── Extracted text

A cash ISA is a type of savings account that lets you earn interest on your savings without paying tax. Any UK resident aged 16 or over can save up to £20,000 in a cash ISA in the 2021/22 tax year, which runs from 6 April 2021 to 5 April 2022.
There are various types of cash ISAs on the market. The best option for you will depend on your savings needs. The main types of cash ISA are detailed below.
- Easy access ISAs – Easy access ISAs allow you to deposit and withdraw money any time you wish without incurring a penalty, although some providers may impose a limit on how many times you can do this.
- Regular savings ISAs – A regular savings ISA usually pays a fixed interest rate if you pay in the same monthly amount. You can save up to £1,666 per month without exceeding the £20,000 annual ISA allowance.
- Notice ISAs – A notice ISA is almost a hybrid of an easy access ISA and a fixed rate ISA. It tends to pay better interest rates than easy access ISAs, but you need to give a set amount of notice when you want to make a withdrawal. The notice period varies between providers but it typically ranges from 30 to 120 days.
- Fixed rate ISAs – A fixed rate ISA lets you lock away a lump sum of money for a set period in exchange for a competitive interest rate. Terms normally range from one year to five years, with longer fixed periods usually offering the highest interest rates.
There is also a special type of cash ISA, known as the lifetime ISA, designed to help people save for a first home or retirement. You can put a maximum of £4,000 per tax year into a lifetime ISA and receive a 25% bonus from the government (up to £1,000 per year). However, you can only open a lifetime ISA if you’re aged 18 to 39.
How does a cash ISA work?
You can put all of your ISA allowance into a cash ISA or you can divide it across other types of ISA, but your total contributions must not exceed £20,000. For instance, you could pay £8,000 into a cash ISA, £7,000 into a stocks and shares ISA, £4,000 into an innovative finance ISA and £1,000 into a lifetime ISA.
Some cash ISAs allow you to withdraw money and then return it to your account without it affecting your annual ISA allowance. These are known as flexible cash ISAs. If your account doesn’t have this flexibility, any funds you withdraw and later reinvest will reduce your current year’s ISA allowance.
You can have multiple cash ISAs but you can only open one of each type of ISA in any given tax year. So, for example, if you open a cash ISA in December 2021, you won’t be able to open another ISA until 6 April 2022.
You can read more about how ISAs work on our website.
Is a cash ISA right for me?

────

→ Task description
Reproduce the passage of the cash ISA text between "A cash ISA is" and "the £20,000 annual ISA allowance.", inclusive, and switch "penalty" to "fee".

── Extracted records

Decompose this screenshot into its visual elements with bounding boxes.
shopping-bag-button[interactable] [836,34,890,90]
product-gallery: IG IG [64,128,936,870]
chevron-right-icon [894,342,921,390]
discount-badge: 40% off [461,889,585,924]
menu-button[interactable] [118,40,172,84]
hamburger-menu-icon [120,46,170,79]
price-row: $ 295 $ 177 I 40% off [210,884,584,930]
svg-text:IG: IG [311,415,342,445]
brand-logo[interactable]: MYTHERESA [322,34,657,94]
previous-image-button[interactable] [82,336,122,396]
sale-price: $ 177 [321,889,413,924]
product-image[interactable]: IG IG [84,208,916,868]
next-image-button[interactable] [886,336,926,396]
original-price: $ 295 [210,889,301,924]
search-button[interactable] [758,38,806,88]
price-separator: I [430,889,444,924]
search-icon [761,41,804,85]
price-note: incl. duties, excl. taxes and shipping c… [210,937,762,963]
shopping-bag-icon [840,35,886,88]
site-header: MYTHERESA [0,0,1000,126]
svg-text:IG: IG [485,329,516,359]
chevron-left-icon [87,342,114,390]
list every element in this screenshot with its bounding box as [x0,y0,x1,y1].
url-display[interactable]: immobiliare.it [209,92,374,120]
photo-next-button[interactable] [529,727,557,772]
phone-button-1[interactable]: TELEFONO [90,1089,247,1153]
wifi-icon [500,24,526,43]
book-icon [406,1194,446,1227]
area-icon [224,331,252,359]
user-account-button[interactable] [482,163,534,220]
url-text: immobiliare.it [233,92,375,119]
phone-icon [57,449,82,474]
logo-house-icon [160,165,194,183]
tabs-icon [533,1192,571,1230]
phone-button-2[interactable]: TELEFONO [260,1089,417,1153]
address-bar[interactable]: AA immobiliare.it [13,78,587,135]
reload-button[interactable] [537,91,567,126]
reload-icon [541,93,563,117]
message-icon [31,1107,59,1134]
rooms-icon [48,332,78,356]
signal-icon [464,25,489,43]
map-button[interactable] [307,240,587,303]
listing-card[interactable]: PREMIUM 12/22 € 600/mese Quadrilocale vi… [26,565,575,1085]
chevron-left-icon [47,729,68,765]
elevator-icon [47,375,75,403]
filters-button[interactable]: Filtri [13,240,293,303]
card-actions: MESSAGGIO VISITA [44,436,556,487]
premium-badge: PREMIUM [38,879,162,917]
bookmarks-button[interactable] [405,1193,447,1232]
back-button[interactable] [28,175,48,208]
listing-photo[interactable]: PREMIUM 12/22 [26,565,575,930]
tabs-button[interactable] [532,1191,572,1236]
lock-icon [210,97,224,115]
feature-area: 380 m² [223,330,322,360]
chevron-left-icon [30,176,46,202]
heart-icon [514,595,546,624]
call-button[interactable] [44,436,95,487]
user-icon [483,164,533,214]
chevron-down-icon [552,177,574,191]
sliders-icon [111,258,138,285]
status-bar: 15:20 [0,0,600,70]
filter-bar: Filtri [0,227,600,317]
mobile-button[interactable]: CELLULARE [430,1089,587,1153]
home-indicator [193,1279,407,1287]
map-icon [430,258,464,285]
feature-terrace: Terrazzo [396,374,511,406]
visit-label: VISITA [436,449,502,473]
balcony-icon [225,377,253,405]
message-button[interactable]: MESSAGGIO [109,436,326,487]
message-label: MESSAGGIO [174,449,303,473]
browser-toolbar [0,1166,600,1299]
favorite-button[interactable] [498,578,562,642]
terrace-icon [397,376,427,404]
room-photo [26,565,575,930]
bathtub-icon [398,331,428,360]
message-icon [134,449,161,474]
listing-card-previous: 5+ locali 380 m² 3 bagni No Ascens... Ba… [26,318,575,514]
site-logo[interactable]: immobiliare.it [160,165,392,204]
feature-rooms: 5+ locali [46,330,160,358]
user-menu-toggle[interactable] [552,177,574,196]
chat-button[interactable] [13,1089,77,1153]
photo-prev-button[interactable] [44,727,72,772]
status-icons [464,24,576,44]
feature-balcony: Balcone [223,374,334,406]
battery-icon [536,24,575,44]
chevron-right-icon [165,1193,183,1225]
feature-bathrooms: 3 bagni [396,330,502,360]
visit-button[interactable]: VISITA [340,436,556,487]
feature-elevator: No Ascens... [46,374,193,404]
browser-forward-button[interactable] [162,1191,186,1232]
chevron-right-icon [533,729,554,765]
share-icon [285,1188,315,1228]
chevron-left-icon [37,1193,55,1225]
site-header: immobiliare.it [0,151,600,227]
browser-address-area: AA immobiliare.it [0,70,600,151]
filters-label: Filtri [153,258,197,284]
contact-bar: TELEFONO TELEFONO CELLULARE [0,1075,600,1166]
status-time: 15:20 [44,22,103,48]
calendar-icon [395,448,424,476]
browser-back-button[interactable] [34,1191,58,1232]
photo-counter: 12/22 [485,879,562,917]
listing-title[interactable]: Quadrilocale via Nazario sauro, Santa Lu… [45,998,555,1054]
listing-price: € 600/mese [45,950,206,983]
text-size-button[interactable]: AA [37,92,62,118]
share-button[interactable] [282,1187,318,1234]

────

→ Solution to the exercise
A cash ISA is a type of savings account that lets you earn interest on your savings without paying tax. Any UK resident aged 16 or over can save up to £20,000 in a cash ISA in the 2021/22 tax year, which runs from 6 April 2021 to 5 April 2022.
There are various types of cash ISAs on the market. The best option for you will depend on your savings needs. The main types of cash ISA are detailed below.
- Easy access ISAs – Easy access ISAs allow you to deposit and withdraw money any time you wish without incurring a fee, although some providers may impose a limit on how many times you can do this.
- Regular savings ISAs – A regular savings ISA usually pays a fixed interest rate if you pay in the same monthly amount. You can save up to £1,666 per month without exceeding the £20,000 annual ISA allowance.